EXERCISE DETAILS: Look for the word "letter" in the data below, and copy every line that holds it.

Dataset excerpts:
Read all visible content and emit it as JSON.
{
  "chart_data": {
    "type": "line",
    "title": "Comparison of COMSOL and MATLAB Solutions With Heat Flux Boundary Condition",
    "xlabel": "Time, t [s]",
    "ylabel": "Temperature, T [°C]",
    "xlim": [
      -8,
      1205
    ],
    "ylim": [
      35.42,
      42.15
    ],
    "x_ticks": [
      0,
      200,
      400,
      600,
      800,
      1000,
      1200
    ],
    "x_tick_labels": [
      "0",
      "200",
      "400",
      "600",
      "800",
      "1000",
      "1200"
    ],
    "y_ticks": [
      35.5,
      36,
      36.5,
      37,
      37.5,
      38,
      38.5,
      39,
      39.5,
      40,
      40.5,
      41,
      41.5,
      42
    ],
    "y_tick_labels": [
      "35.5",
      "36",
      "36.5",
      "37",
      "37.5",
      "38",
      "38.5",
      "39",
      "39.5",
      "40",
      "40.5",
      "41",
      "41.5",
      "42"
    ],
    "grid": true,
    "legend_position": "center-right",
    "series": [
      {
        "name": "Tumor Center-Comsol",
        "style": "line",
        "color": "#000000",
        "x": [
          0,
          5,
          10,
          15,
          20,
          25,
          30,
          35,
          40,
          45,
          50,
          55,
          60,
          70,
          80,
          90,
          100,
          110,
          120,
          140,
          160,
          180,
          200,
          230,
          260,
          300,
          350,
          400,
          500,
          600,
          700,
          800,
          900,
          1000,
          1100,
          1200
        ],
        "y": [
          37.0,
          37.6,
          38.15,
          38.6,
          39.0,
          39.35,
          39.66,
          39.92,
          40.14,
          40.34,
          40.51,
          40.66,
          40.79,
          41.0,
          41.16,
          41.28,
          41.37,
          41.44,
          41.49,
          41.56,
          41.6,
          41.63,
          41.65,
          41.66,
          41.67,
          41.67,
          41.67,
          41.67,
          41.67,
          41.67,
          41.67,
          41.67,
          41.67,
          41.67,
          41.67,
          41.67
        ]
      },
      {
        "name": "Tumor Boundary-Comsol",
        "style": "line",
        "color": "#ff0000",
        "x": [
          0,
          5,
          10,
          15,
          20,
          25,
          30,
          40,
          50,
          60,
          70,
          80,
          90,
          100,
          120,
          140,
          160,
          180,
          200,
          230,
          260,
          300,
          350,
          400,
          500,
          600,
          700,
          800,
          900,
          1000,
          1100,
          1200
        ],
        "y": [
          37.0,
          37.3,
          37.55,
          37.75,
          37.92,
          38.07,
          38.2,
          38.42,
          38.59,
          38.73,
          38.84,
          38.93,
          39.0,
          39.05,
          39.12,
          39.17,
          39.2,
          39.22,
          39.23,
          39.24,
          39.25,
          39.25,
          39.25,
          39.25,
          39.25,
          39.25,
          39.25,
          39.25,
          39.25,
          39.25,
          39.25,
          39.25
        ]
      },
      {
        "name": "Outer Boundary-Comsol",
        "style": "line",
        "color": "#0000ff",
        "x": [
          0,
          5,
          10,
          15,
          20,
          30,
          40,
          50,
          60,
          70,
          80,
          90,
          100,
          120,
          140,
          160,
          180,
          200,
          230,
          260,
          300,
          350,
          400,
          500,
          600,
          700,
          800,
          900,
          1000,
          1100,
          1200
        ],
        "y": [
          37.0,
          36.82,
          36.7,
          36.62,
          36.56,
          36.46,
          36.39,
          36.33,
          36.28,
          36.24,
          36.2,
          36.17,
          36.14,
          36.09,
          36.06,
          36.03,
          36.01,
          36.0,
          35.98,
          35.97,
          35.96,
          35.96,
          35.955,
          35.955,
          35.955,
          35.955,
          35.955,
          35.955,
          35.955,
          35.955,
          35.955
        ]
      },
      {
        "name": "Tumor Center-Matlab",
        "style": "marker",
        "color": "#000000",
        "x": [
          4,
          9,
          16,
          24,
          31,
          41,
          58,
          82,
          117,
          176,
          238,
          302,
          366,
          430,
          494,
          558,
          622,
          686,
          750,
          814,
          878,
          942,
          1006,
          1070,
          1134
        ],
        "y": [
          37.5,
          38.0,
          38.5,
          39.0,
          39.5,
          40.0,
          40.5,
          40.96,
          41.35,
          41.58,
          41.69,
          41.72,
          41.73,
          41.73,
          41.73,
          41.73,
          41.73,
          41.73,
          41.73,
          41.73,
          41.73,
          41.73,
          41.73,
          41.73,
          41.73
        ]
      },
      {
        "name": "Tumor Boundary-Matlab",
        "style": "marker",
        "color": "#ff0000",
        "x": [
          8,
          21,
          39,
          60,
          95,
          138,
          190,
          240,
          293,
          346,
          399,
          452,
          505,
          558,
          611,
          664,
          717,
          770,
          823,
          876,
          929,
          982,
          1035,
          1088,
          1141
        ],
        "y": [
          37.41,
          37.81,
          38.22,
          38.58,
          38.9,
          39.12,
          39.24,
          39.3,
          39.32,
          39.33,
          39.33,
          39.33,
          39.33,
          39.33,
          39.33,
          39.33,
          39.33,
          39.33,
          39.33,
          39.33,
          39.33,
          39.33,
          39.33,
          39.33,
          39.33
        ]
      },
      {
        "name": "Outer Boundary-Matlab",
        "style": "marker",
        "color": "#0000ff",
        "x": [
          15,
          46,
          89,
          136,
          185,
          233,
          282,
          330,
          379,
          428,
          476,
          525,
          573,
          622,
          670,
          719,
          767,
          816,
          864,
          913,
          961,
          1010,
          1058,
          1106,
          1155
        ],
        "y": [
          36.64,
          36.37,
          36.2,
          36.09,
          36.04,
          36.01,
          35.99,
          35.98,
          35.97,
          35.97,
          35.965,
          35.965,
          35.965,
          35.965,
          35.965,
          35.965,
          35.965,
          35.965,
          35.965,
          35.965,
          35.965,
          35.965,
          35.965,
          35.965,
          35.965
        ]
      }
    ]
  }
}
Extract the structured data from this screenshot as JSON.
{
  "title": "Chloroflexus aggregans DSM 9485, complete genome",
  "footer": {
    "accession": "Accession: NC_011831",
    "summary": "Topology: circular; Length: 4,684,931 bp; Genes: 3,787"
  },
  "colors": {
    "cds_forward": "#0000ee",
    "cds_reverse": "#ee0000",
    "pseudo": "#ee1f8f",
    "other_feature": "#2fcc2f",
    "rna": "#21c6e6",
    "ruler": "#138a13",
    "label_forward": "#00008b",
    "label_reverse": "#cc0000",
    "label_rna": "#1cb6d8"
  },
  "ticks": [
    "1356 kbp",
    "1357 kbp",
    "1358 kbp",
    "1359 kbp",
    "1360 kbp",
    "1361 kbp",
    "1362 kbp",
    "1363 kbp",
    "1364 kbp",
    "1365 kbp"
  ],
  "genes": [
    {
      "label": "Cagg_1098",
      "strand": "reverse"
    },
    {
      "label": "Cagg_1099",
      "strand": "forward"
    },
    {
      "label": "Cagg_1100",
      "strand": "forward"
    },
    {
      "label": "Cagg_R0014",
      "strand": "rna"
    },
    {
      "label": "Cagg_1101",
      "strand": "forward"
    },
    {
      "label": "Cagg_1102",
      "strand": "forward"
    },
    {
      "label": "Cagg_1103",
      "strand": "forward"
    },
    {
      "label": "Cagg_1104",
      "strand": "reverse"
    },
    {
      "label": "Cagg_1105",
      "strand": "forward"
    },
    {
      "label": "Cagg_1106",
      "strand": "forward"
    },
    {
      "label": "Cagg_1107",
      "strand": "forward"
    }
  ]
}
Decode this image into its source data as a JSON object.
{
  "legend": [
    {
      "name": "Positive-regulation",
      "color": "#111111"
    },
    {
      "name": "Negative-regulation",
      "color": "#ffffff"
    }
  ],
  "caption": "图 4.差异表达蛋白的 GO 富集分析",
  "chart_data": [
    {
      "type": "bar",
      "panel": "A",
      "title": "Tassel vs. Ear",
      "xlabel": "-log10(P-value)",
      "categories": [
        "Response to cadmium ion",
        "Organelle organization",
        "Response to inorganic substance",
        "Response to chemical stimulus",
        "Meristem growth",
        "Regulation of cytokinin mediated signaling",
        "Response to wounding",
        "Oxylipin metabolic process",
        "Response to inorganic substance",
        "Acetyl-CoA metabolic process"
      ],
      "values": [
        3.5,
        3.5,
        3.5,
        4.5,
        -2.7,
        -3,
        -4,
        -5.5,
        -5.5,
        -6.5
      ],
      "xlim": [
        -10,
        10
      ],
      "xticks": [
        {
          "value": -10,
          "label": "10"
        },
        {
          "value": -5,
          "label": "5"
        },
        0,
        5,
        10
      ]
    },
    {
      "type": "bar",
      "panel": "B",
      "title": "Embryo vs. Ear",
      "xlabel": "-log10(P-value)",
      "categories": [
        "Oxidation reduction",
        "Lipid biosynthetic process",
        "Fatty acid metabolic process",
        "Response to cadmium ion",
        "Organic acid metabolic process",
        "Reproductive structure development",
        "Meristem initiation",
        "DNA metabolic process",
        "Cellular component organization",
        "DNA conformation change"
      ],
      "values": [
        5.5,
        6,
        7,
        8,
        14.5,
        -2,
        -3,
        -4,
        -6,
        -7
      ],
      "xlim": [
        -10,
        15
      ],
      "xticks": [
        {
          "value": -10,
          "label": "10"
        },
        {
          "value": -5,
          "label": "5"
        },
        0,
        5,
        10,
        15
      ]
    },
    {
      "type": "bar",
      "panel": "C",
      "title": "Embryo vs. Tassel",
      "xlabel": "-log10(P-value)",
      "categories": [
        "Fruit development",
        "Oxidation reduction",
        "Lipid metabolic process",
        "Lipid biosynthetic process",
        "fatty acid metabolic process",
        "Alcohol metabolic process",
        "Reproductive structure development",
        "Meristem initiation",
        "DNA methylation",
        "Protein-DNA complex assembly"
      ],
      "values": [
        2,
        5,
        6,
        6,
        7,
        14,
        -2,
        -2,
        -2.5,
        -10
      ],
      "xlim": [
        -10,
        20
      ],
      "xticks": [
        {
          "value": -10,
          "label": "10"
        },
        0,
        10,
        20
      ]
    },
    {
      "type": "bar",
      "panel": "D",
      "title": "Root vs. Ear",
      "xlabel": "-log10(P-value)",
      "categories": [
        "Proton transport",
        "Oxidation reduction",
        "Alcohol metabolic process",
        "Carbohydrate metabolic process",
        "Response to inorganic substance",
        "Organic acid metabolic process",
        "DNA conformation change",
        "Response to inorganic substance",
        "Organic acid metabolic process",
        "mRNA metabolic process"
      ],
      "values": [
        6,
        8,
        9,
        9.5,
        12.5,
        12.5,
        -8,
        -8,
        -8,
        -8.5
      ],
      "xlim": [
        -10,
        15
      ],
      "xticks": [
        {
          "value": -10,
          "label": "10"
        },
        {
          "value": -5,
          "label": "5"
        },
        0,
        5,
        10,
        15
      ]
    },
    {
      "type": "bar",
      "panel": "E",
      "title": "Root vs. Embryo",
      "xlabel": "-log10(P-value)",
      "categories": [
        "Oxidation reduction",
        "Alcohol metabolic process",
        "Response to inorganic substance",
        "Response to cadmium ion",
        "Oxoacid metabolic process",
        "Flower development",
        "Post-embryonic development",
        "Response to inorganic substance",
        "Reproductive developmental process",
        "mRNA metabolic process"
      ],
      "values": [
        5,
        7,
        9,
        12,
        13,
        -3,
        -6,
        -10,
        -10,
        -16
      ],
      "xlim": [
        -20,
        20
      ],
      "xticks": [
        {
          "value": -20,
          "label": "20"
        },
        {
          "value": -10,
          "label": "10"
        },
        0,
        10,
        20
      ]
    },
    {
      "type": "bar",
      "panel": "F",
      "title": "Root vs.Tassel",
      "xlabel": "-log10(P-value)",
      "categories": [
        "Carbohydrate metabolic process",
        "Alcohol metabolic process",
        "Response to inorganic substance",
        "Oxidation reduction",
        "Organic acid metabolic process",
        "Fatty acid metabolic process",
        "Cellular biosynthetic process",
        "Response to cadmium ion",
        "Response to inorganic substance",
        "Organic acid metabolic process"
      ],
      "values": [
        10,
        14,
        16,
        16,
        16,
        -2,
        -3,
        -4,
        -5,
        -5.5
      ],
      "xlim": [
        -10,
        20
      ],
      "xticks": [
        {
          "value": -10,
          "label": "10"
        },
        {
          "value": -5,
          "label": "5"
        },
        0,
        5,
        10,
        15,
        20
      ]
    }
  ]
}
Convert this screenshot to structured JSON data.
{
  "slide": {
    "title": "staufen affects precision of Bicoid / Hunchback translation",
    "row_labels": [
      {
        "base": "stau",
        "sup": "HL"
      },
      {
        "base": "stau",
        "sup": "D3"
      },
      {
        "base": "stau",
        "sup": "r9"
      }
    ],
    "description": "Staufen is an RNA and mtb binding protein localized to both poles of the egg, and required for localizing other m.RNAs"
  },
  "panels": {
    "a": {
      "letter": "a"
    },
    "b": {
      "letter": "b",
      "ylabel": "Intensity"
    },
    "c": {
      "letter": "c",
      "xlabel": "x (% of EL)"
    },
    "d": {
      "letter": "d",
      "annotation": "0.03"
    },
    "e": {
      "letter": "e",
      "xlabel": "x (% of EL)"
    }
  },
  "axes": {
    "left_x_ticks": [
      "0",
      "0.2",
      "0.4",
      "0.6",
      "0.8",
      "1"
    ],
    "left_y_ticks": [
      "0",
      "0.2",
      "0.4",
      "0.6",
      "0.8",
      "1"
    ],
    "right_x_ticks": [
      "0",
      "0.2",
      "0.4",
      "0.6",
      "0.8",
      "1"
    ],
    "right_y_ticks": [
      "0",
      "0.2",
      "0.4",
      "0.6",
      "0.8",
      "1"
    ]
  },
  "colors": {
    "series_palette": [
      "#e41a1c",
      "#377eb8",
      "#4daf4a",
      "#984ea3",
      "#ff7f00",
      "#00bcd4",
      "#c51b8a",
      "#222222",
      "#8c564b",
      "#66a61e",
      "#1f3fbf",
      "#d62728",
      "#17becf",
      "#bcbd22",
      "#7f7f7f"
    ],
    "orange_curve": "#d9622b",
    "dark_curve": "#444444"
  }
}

SOLUTION FOR THIS TASK:
      "letter": "a"
      "letter": "b",
      "letter": "c",
      "letter": "d",
      "letter": "e",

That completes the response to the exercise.